## Problem A:
In the court opinion, rewrite the passage that begins at the words "Even if Plaintiff's" and stops after "the protected class.", renaming "protected class" to "protected group" throughout.
## Problem B:
Answer these questions using the court opinion:
(i) According to the opinion, the discriminatory and retaliatory actions alleged by Plaintiff occurred prior to what date?
(ii) Which case does the opinion cite for the four elements of a prima facie case of gender discrimination?
(iii) In which case did the Supreme Court hold that discrete discriminatory or retaliatory actions occur on the date they happen?
## Problem C:
Proceed with the court opinion, picking up after its final sentence.

## Provided text:
══════════
The Supreme Court's holding in Bazemore addressed discriminatory salary structures, not the effects of discrete discriminatory acts on income. Id. at 389-93. If Plaintiff's view of Bazemore were accepted, every discriminatory act having any conceivable impact upon an employee's salary (i.e., demotion, transfer of accounts, failure to promote, etc.) would eliminate the time limitations of Title VII because each new paycheck that delivered less as a result of the discriminatory act would be a new wrong actionable under Title VII. The Supreme Court, however, clearly rejected this argument in Morgan, when it held that discrete discriminatory or retaliatory actions occur, for purposes of Title VII, on the date they happen. 536 U.S. at 110-11. Therefore, each of the discriminatory and retaliatory actions alleged by Plaintiff occurred prior to February 19, 2003, and are time barred by Title VII. 42 U.S.C. 2000e-5(e).

Even if Plaintiff's Title VII claims are not barred by 42 U.S.C. § 2000e-5(e), they fail on the merits. In order to establish a prima facie case of employment discrimination based on gender, a plaintiff must show that:

(1) she is a member of a protected class; (2) she suffered adverse employment action; (3) she was performing her job duties at a level that met her employer's legitimate expectations at the time of the adverse employment action; and (4) the position remained open or was filled by similarly qualified appliciants outside the protected class.
Hill v. Lockheed Martin Logistics Mgmt., Inc., 354 F.3d 277, 285 (4th Cir. 2004). Once a plaintiff makes such a showing, a defendant need only come forward with evidence of a legitimate, non-discriminatory reason for the adverse employment action.Mackey v. Shalala, 360 F.3d 463, 468 (4th Cir. 2004). To avoid summary judgment, the plaintiff must then show that the defendant's stated reason is mere pretext for discrimination.Id. at 468-69.

Defendant is entitled to summary judgment as to Count One of Plaintiff's Amended Complaint because Plaintiff has not shown that she suffered an adverse employment action. First, the discriminatory remarks alleged by Plaintiff are not an adverse employment action because they did not impact the terms, conditions, or benefits of Plaintiff's employment. See Faragher v. City of Boca Raton, 524 U.S. 775, 788 (1998) (holding that offhand comments "will not amount to discriminatory changes in the `terms and conditions of employment'" sufficient to constitute a violation of Title VII); Hopkins v. Baltimore Gas Electric, 77 F.3d 745, 754 (4th Cir. 1996) ("Title VII was not designed to create a federal remedy for all offensive language and conduct in the workplace.").
══════════
## Entries provided:

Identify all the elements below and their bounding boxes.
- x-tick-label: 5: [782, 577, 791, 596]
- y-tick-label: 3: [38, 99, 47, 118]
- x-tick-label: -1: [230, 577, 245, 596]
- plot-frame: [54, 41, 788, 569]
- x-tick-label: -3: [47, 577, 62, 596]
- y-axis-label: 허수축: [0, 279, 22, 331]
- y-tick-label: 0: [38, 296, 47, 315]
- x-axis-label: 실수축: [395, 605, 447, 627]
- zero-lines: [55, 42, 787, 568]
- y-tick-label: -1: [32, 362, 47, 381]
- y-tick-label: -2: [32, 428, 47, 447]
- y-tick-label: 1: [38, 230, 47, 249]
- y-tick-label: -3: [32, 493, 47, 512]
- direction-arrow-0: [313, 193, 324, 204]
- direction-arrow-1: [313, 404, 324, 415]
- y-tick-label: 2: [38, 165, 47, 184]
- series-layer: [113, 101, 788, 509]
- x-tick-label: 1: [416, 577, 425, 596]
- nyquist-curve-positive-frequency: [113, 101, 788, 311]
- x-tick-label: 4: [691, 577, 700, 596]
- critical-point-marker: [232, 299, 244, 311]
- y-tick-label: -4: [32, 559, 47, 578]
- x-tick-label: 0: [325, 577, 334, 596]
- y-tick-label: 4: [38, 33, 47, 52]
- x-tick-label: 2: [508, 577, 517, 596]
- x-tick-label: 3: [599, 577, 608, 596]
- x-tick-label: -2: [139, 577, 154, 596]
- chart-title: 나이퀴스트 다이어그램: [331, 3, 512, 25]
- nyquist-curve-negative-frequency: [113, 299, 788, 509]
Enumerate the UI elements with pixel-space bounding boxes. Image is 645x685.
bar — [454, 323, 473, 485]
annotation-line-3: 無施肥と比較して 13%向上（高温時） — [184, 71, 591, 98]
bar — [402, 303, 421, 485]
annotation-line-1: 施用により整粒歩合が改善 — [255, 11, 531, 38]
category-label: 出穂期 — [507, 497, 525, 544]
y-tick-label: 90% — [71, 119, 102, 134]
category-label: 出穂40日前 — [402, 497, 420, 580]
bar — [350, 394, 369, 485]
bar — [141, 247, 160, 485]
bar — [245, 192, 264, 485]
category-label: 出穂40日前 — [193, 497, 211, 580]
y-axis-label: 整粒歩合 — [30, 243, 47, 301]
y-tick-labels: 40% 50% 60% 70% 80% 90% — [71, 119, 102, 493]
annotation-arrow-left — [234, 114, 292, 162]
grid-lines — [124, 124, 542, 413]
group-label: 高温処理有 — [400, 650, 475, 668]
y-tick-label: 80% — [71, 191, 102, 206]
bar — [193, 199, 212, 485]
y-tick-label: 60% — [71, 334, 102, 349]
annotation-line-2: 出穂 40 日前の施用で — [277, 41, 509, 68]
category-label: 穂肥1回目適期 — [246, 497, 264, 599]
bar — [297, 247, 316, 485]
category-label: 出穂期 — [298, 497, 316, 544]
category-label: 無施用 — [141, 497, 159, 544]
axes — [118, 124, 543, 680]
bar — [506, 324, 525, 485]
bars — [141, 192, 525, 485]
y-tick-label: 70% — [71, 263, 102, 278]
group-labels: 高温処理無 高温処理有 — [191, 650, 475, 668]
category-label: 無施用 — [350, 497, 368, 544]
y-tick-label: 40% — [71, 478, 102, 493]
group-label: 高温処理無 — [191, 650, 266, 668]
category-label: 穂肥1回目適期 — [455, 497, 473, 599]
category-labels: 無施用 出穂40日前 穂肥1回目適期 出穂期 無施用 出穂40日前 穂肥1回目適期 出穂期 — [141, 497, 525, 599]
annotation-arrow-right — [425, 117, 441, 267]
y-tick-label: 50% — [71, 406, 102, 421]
══════════
## Answer A:
Even if Plaintiff's Title VII claims are not barred by 42 U.S.C. § 2000e-5(e), they fail on the merits. In order to establish a prima facie case of employment discrimination based on gender, a plaintiff must show that:

(1) she is a member of a protected group; (2) she suffered adverse employment action; (3) she was performing her job duties at a level that met her employer's legitimate expectations at the time of the adverse employment action; and (4) the position remained open or was filled by similarly qualified appliciants outside the protected group.

## Answer B:
(i) February 19, 2003
(ii) Hill v. Lockheed Martin Logistics Mgmt., Inc.
(iii) Morgan

## Answer C:
Second, Defendant's decision not to give Plaintiff an assistant is not an adverse employment action because it did not adversely affect the terms, conditions, or benefits of Plaintiff's employment. Gunten v. Md., 243 F.3d 858, 865 (4th Cir. 2001);see LaCroix v. Sears, Roebuck Co., 240 F.3d 688, 693 (8th Cir. 2001) (holding that an employer's decision not to give a female employee an assistant was not an adverse employment action). Third, the transfer of accounts from Plaintiff to other male salespersons is not an adverse employment action because Plaintiff has not shown evidence that Defendant's stated business purpose is mere pretext for discrimination. See Mackey, 360 F.3d at 468-69. The undisputed evidence shows that the Defendant regularly transfers accounts from successful salespersons to create new sales territories, thereby increasing its market share and profitability. While Plaintiff alleges that more accounts were transferred from her sales territory than from those of her male colleagues, Defendant has shown that this is not the case, and that accounts were regularly transferred from successful male salespersons.

In order to establish a prima facie case of retaliation, a plaintiff must show "(1) that she engaged in a protected activity; (2) that her employer took an adverse employment action against her; and (3) that there was a causal connection between the protected activity and the adverse employment action."Hill, 354 F.3d at 298. Defendant is entitled to summary judgment as to Count Two of Plaintiff's amended complaint because Plaintiff has not shown a causal connection between her conversation with Defendant's in-house counsel and the establishment of her sales quota or the transfer of accounts from Plaintiff to other male salespersons. Defendant has shown through undisputed evidence that the person responsible for establishing Plaintiff's sales quotas had no knowledge of the conversation between Plaintiff and Defendant's in-house counsel. See Shields v. Fed. Express Corp., 120 Fed. Appx. 956, 962-63 (4th Cir. 2005); Dowe v. Total Action Against Poverty in Roanoke Valley, 145 F.3d 653, 657 (4th Cir. 1998). Likewise, the undisputed evidence shows that Plaintiff's sales quotas were established pursuant to Defendant's standard formulaic considerations. In two of the three years in question, 2001 and 2002, Plaintiff's sales quotas increased by rates lower than the quota increase assigned to her region. In the other year in question, 2003, Plaintiff actually received a reduction in her sales quota.

Count Three of Plaintiff's Amended Complaint asserts a claim for breach of contract. Plaintiff asserts that prior to her resignation on June 30, 2003, she completed all necessary work on several customer purchases where the sale was complete, but was pending receipt of the purchase order from the customer. Defendant allegedly breached its employment contract with Plaintiff by failing to pay her commission on these orders. According to Plaintiff, Defendant owes her commission on the purchases that she alleges were completed prior to her resignation.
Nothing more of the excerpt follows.